### What is needed
Exactly repeat the material, dropping only the pictures.

### Data excerpts
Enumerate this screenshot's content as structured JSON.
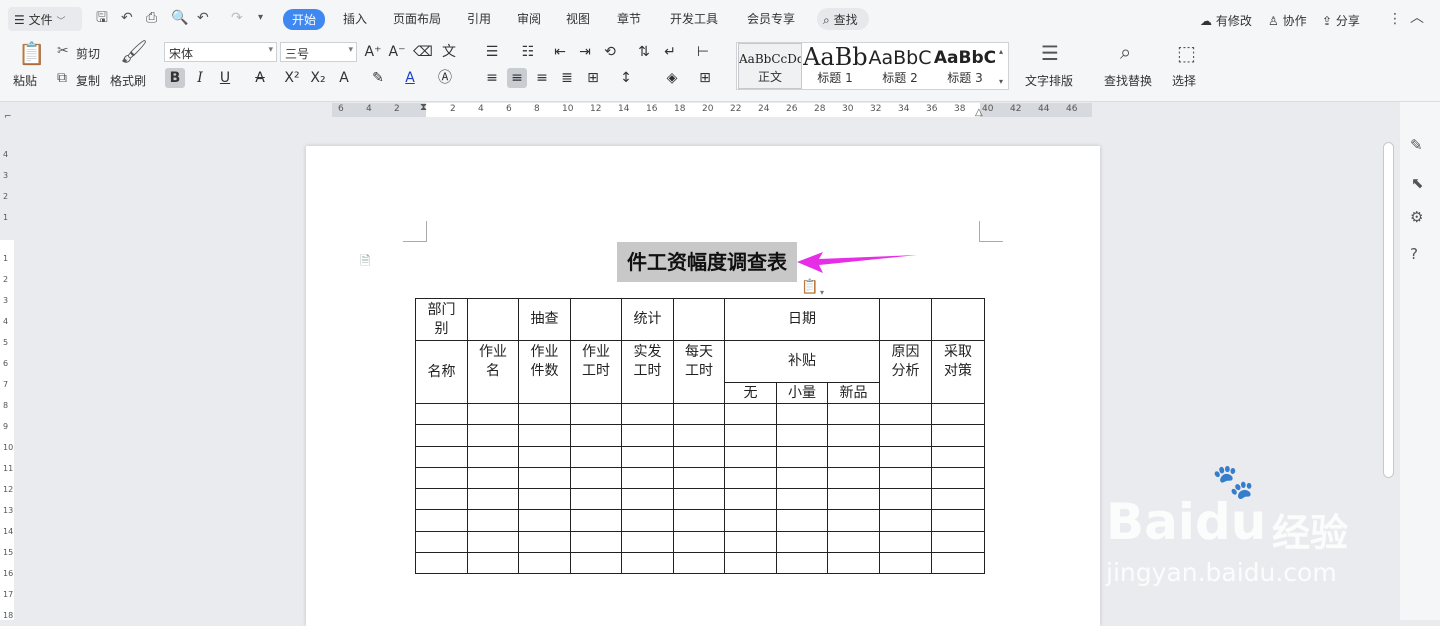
{
  "menu": {
    "file_label": "文件",
    "tabs": [
      "开始",
      "插入",
      "页面布局",
      "引用",
      "审阅",
      "视图",
      "章节",
      "开发工具",
      "会员专享"
    ],
    "active_tab": "开始",
    "search_label": "查找",
    "right": {
      "modified": "有修改",
      "collab": "协作",
      "share": "分享"
    }
  },
  "ribbon": {
    "paste": "粘贴",
    "cut": "剪切",
    "copy": "复制",
    "format_painter": "格式刷",
    "font_name": "宋体",
    "font_size": "三号",
    "styles": [
      {
        "preview": "AaBbCcDd",
        "label": "正文"
      },
      {
        "preview": "AaBb",
        "label": "标题 1"
      },
      {
        "preview": "AaBbC",
        "label": "标题 2"
      },
      {
        "preview": "AaBbC",
        "label": "标题 3"
      }
    ],
    "text_layout": "文字排版",
    "find_replace": "查找替换",
    "select": "选择"
  },
  "ruler": {
    "h_numbers": [
      "6",
      "4",
      "2",
      "2",
      "4",
      "6",
      "8",
      "10",
      "12",
      "14",
      "16",
      "18",
      "20",
      "22",
      "24",
      "26",
      "28",
      "30",
      "32",
      "34",
      "36",
      "38",
      "40",
      "42",
      "44",
      "46"
    ],
    "v_numbers": [
      "4",
      "3",
      "2",
      "1",
      "1",
      "2",
      "3",
      "4",
      "5",
      "6",
      "7",
      "8",
      "9",
      "10",
      "11",
      "12",
      "13",
      "14",
      "15",
      "16",
      "17",
      "18"
    ]
  },
  "document": {
    "title": "件工资幅度调查表",
    "table": {
      "row1": [
        "部门别",
        "",
        "抽查",
        "",
        "统计",
        "",
        "日期",
        "",
        ""
      ],
      "row2": [
        "名称",
        "作业名",
        "作业件数",
        "作业工时",
        "实发工时",
        "每天工时",
        "补贴",
        "原因分析",
        "采取对策"
      ],
      "row3_sub": [
        "无",
        "小量",
        "新品"
      ],
      "empty_rows": 8
    }
  },
  "watermark": {
    "brand": "Baidu",
    "suffix": "经验",
    "url": "jingyan.baidu.com"
  },
  "colors": {
    "accent": "#3f88f2",
    "arrow": "#e62ee6",
    "selection": "#c8c8c8"
  }
}
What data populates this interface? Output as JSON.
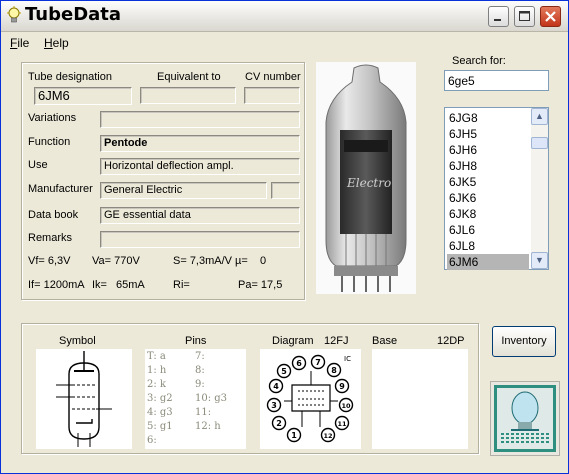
{
  "window": {
    "title": "TubeData"
  },
  "menu": [
    {
      "prefix": "",
      "ul": "F",
      "rest": "ile"
    },
    {
      "prefix": "",
      "ul": "H",
      "rest": "elp"
    }
  ],
  "fields": {
    "tube_designation_label": "Tube designation",
    "equivalent_to_label": "Equivalent to",
    "cv_number_label": "CV number",
    "tube_designation": "6JM6",
    "equivalent_to": "",
    "cv_number": "",
    "variations_label": "Variations",
    "variations": "",
    "function_label": "Function",
    "function": "Pentode",
    "use_label": "Use",
    "use": "Horizontal deflection ampl.",
    "manufacturer_label": "Manufacturer",
    "manufacturer": "General Electric",
    "manufacturer_extra": "",
    "data_book_label": "Data book",
    "data_book": "GE essential data",
    "remarks_label": "Remarks",
    "remarks": ""
  },
  "specs": {
    "vf": "Vf= 6,3V",
    "va": "Va= 770V",
    "s": "S= 7,3mA/V",
    "mu": "µ=",
    "mu_val": "0",
    "if": "If= 1200mA",
    "ik": "Ik=",
    "ik_val": "65mA",
    "ri": "Ri=",
    "pa": "Pa= 17,5"
  },
  "search": {
    "label": "Search for:",
    "value": "6ge5"
  },
  "tube_list": [
    "6JG8",
    "6JH5",
    "6JH6",
    "6JH8",
    "6JK5",
    "6JK6",
    "6JK8",
    "6JL6",
    "6JL8",
    "6JM6"
  ],
  "selected_tube": "6JM6",
  "photo": {
    "label": "Electro"
  },
  "bottom": {
    "symbol_label": "Symbol",
    "pins_label": "Pins",
    "diagram_label": "Diagram",
    "diagram_code": "12FJ",
    "base_label": "Base",
    "base_code": "12DP",
    "pins_col1": [
      "T: a",
      "1: h",
      "2: k",
      "3: g2",
      "4: g3",
      "5: g1",
      "6:"
    ],
    "pins_col2": [
      "7:",
      "8:",
      "9:",
      "10: g3",
      "11:",
      "12: h"
    ],
    "diagram_pins": [
      "1",
      "2",
      "3",
      "4",
      "5",
      "6",
      "7",
      "8",
      "9",
      "10",
      "11",
      "12"
    ],
    "diagram_ic": "IC"
  },
  "inventory_button": "Inventory",
  "colors": {
    "title_bar": "#d9d7cf",
    "window_bg": "#ece9d8",
    "close_button": "#c2341a",
    "selection": "#b5b5b5"
  }
}
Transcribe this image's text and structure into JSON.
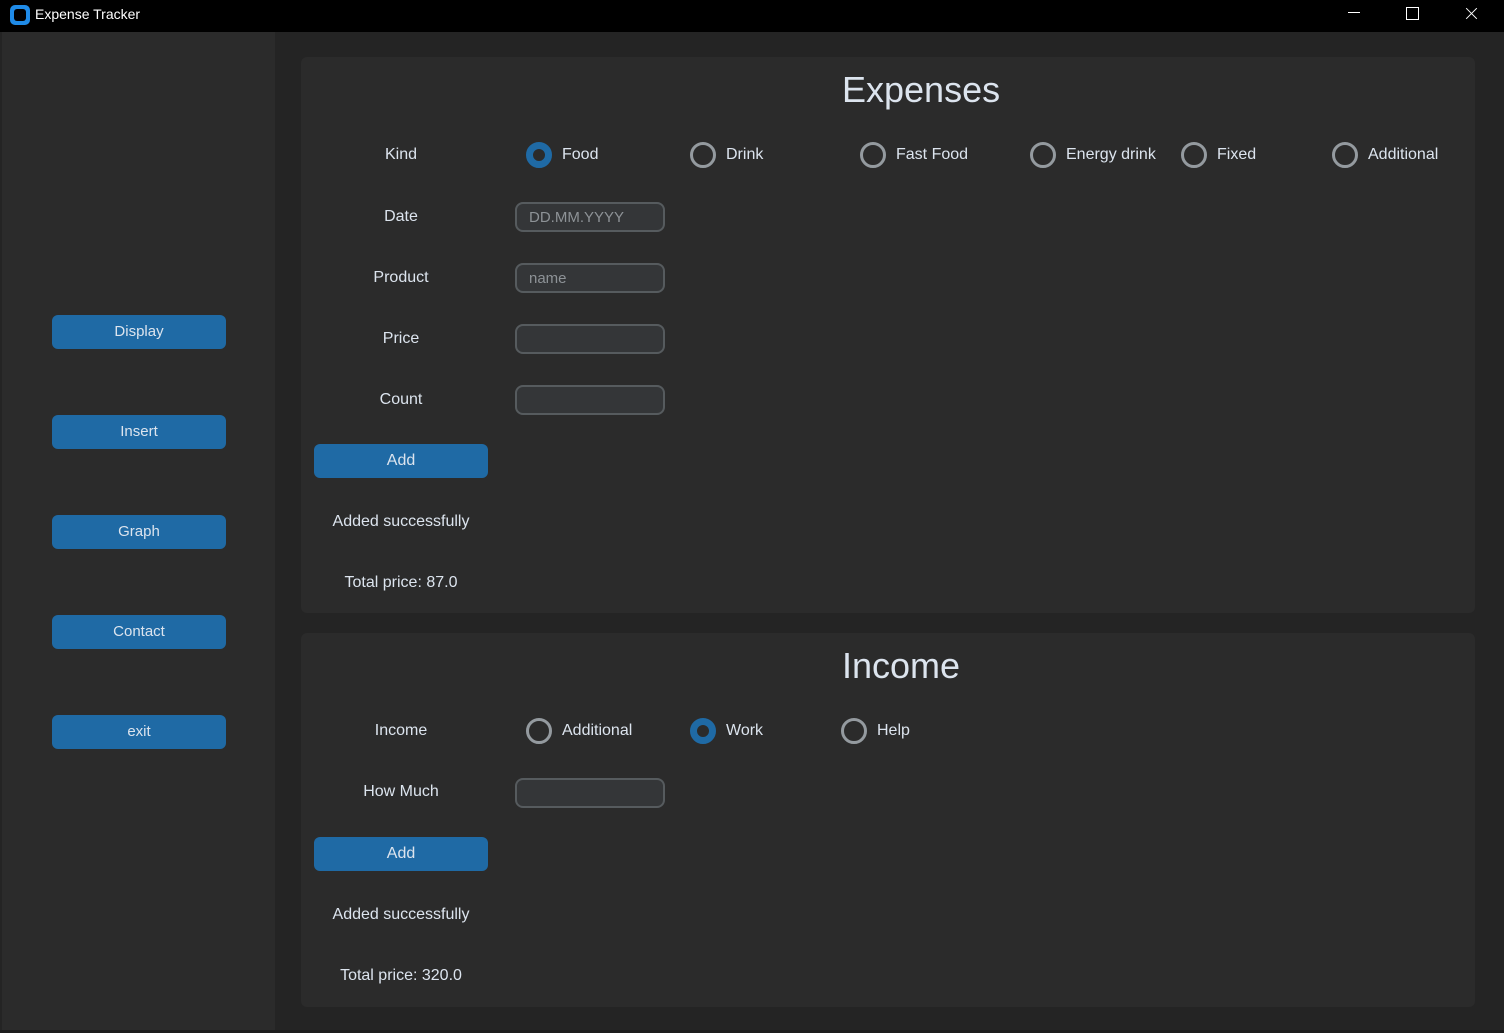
{
  "window": {
    "title": "Expense Tracker"
  },
  "sidebar": {
    "buttons": [
      "Display",
      "Insert",
      "Graph",
      "Contact",
      "exit"
    ]
  },
  "expenses": {
    "heading": "Expenses",
    "kind_label": "Kind",
    "kinds": [
      "Food",
      "Drink",
      "Fast Food",
      "Energy drink",
      "Fixed",
      "Additional"
    ],
    "selected_kind": "Food",
    "date_label": "Date",
    "date_placeholder": "DD.MM.YYYY",
    "product_label": "Product",
    "product_placeholder": "name",
    "price_label": "Price",
    "count_label": "Count",
    "add_label": "Add",
    "status": "Added successfully",
    "total": "Total price: 87.0"
  },
  "income": {
    "heading": "Income",
    "income_label": "Income",
    "sources": [
      "Additional",
      "Work",
      "Help"
    ],
    "selected_source": "Work",
    "how_much_label": "How Much",
    "add_label": "Add",
    "status": "Added successfully",
    "total": "Total price: 320.0"
  },
  "colors": {
    "accent": "#1f6aa5",
    "background": "#242424",
    "panel": "#2b2b2b",
    "text": "#dce4ee"
  }
}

### Expected answer
Enumerate this screenshot's content as structured JSON.
{
  "menu": {
    "file_label": "文件",
    "tabs": [
      "开始",
      "插入",
      "页面布局",
      "引用",
      "审阅",
      "视图",
      "章节",
      "开发工具",
      "会员专享"
    ],
    "active_tab": "开始",
    "search_label": "查找",
    "right": {
      "modified": "有修改",
      "collab": "协作",
      "share": "分享"
    }
  },
  "ribbon": {
    "paste": "粘贴",
    "cut": "剪切",
    "copy": "复制",
    "format_painter": "格式刷",
    "font_name": "宋体",
    "font_size": "三号",
    "styles": [
      {
        "preview": "AaBbCcDd",
        "label": "正文"
      },
      {
        "preview": "AaBb",
        "label": "标题 1"
      },
      {
        "preview": "AaBbC",
        "label": "标题 2"
      },
      {
        "preview": "AaBbC",
        "label": "标题 3"
      }
    ],
    "text_layout": "文字排版",
    "find_replace": "查找替换",
    "select": "选择"
  },
  "ruler": {
    "h_numbers": [
      "6",
      "4",
      "2",
      "2",
      "4",
      "6",
      "8",
      "10",
      "12",
      "14",
      "16",
      "18",
      "20",
      "22",
      "24",
      "26",
      "28",
      "30",
      "32",
      "34",
      "36",
      "38",
      "40",
      "42",
      "44",
      "46"
    ],
    "v_numbers": [
      "4",
      "3",
      "2",
      "1",
      "1",
      "2",
      "3",
      "4",
      "5",
      "6",
      "7",
      "8",
      "9",
      "10",
      "11",
      "12",
      "13",
      "14",
      "15",
      "16",
      "17",
      "18"
    ]
  },
  "document": {
    "title": "件工资幅度调查表",
    "table": {
      "row1": [
        "部门别",
        "",
        "抽查",
        "",
        "统计",
        "",
        "日期",
        "",
        ""
      ],
      "row2": [
        "名称",
        "作业名",
        "作业件数",
        "作业工时",
        "实发工时",
        "每天工时",
        "补贴",
        "原因分析",
        "采取对策"
      ],
      "row3_sub": [
        "无",
        "小量",
        "新品"
      ],
      "empty_rows": 8
    }
  },
  "watermark": {
    "brand": "Baidu",
    "suffix": "经验",
    "url": "jingyan.baidu.com"
  },
  "colors": {
    "accent": "#3f88f2",
    "arrow": "#e62ee6",
    "selection": "#c8c8c8"
  }
}
What data populates this interface? Output as JSON.
{
  "window": {
    "title": "TubeData"
  },
  "menu": [
    {
      "prefix": "",
      "ul": "F",
      "rest": "ile"
    },
    {
      "prefix": "",
      "ul": "H",
      "rest": "elp"
    }
  ],
  "fields": {
    "tube_designation_label": "Tube designation",
    "equivalent_to_label": "Equivalent to",
    "cv_number_label": "CV number",
    "tube_designation": "6JM6",
    "equivalent_to": "",
    "cv_number": "",
    "variations_label": "Variations",
    "variations": "",
    "function_label": "Function",
    "function": "Pentode",
    "use_label": "Use",
    "use": "Horizontal deflection ampl.",
    "manufacturer_label": "Manufacturer",
    "manufacturer": "General Electric",
    "manufacturer_extra": "",
    "data_book_label": "Data book",
    "data_book": "GE essential data",
    "remarks_label": "Remarks",
    "remarks": ""
  },
  "specs": {
    "vf": "Vf= 6,3V",
    "va": "Va= 770V",
    "s": "S= 7,3mA/V",
    "mu": "µ=",
    "mu_val": "0",
    "if": "If= 1200mA",
    "ik": "Ik=",
    "ik_val": "65mA",
    "ri": "Ri=",
    "pa": "Pa= 17,5"
  },
  "search": {
    "label": "Search for:",
    "value": "6ge5"
  },
  "tube_list": [
    "6JG8",
    "6JH5",
    "6JH6",
    "6JH8",
    "6JK5",
    "6JK6",
    "6JK8",
    "6JL6",
    "6JL8",
    "6JM6"
  ],
  "selected_tube": "6JM6",
  "photo": {
    "label": "Electro"
  },
  "bottom": {
    "symbol_label": "Symbol",
    "pins_label": "Pins",
    "diagram_label": "Diagram",
    "diagram_code": "12FJ",
    "base_label": "Base",
    "base_code": "12DP",
    "pins_col1": [
      "T: a",
      "1: h",
      "2: k",
      "3: g2",
      "4: g3",
      "5: g1",
      "6:"
    ],
    "pins_col2": [
      "7:",
      "8:",
      "9:",
      "10: g3",
      "11:",
      "12: h"
    ],
    "diagram_pins": [
      "1",
      "2",
      "3",
      "4",
      "5",
      "6",
      "7",
      "8",
      "9",
      "10",
      "11",
      "12"
    ],
    "diagram_ic": "IC"
  },
  "inventory_button": "Inventory",
  "colors": {
    "title_bar": "#d9d7cf",
    "window_bg": "#ece9d8",
    "close_button": "#c2341a",
    "selection": "#b5b5b5"
  }
}
Transcribe this image's text and structure into JSON.
{
  "window": {
    "title": "Expense Tracker"
  },
  "sidebar": {
    "buttons": [
      "Display",
      "Insert",
      "Graph",
      "Contact",
      "exit"
    ]
  },
  "expenses": {
    "heading": "Expenses",
    "kind_label": "Kind",
    "kinds": [
      "Food",
      "Drink",
      "Fast Food",
      "Energy drink",
      "Fixed",
      "Additional"
    ],
    "selected_kind": "Food",
    "date_label": "Date",
    "date_placeholder": "DD.MM.YYYY",
    "product_label": "Product",
    "product_placeholder": "name",
    "price_label": "Price",
    "count_label": "Count",
    "add_label": "Add",
    "status": "Added successfully",
    "total": "Total price: 87.0"
  },
  "income": {
    "heading": "Income",
    "income_label": "Income",
    "sources": [
      "Additional",
      "Work",
      "Help"
    ],
    "selected_source": "Work",
    "how_much_label": "How Much",
    "add_label": "Add",
    "status": "Added successfully",
    "total": "Total price: 320.0"
  },
  "colors": {
    "accent": "#1f6aa5",
    "background": "#242424",
    "panel": "#2b2b2b",
    "text": "#dce4ee"
  }
}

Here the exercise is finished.